** begin DATASET RECORDS **

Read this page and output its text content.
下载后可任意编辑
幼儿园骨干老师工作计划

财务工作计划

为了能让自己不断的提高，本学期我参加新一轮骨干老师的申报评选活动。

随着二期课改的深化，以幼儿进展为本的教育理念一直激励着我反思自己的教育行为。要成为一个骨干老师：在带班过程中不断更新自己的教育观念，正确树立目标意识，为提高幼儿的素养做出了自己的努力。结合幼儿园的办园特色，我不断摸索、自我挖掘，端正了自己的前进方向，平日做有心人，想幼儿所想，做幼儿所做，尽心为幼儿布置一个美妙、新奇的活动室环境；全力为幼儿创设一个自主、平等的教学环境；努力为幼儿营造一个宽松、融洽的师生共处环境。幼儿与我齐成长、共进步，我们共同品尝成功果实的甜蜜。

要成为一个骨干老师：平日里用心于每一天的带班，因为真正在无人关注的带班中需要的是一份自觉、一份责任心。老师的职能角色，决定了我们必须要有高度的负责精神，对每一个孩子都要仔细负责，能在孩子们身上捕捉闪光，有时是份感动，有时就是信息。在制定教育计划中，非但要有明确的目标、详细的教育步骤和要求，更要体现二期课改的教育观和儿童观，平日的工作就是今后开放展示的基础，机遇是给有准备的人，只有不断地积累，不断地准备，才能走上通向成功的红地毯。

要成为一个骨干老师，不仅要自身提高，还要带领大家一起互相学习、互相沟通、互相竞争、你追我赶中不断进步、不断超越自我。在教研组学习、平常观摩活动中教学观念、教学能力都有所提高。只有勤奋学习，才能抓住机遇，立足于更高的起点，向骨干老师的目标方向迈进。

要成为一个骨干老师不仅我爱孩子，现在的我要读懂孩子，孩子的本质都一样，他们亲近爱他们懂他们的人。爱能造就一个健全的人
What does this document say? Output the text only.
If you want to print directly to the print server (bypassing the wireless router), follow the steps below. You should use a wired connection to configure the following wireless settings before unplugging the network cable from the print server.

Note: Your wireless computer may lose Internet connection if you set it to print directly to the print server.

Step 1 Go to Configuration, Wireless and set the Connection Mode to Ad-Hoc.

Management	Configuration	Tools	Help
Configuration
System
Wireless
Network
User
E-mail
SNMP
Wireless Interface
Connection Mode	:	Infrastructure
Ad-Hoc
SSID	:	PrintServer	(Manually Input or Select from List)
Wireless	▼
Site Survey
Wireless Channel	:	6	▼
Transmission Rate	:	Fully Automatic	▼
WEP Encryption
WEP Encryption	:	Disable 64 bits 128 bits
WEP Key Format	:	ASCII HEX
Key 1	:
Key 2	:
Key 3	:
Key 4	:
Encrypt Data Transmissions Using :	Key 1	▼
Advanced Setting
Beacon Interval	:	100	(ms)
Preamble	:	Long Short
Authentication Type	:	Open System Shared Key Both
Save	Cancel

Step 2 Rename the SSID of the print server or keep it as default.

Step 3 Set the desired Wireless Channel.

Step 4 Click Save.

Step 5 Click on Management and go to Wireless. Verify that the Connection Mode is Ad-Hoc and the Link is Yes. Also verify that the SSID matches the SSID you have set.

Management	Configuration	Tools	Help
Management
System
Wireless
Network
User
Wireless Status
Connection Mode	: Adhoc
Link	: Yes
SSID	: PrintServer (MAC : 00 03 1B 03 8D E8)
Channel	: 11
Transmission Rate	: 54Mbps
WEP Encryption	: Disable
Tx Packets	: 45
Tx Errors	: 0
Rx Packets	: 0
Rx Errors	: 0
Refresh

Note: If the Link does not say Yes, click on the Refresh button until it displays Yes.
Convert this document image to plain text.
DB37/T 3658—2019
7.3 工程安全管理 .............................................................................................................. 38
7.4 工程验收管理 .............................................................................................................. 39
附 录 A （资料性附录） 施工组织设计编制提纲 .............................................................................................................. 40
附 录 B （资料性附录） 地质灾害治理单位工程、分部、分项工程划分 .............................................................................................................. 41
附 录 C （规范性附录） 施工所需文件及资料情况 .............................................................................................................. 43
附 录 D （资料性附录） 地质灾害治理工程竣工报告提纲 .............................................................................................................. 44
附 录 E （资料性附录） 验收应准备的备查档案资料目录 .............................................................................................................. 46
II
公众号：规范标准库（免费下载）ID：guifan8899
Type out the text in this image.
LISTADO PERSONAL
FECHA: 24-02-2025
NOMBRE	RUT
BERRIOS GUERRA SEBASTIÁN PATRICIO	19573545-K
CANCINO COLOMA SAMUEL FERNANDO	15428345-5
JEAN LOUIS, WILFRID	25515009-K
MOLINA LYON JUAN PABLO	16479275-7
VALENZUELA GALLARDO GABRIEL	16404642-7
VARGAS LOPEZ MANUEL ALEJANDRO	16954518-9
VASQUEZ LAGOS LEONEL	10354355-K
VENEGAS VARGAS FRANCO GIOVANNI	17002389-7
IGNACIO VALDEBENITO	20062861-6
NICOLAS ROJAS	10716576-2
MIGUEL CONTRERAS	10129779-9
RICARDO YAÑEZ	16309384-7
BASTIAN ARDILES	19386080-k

** end DATASET RECORDS **

— PROBLEM TO WORK ON —
Give back exactly the lines from the line containing "Type out the text in this image." to the end of the entries, and no other lines.

— PROBLEM SOLUTION —
Type out the text in this image.
LISTADO PERSONAL
FECHA: 24-02-2025
NOMBRE	RUT
BERRIOS GUERRA SEBASTIÁN PATRICIO	19573545-K
CANCINO COLOMA SAMUEL FERNANDO	15428345-5
JEAN LOUIS, WILFRID	25515009-K
MOLINA LYON JUAN PABLO	16479275-7
VALENZUELA GALLARDO GABRIEL	16404642-7
VARGAS LOPEZ MANUEL ALEJANDRO	16954518-9
VASQUEZ LAGOS LEONEL	10354355-K
VENEGAS VARGAS FRANCO GIOVANNI	17002389-7
IGNACIO VALDEBENITO	20062861-6
NICOLAS ROJAS	10716576-2
MIGUEL CONTRERAS	10129779-9
RICARDO YAÑEZ	16309384-7
BASTIAN ARDILES	19386080-k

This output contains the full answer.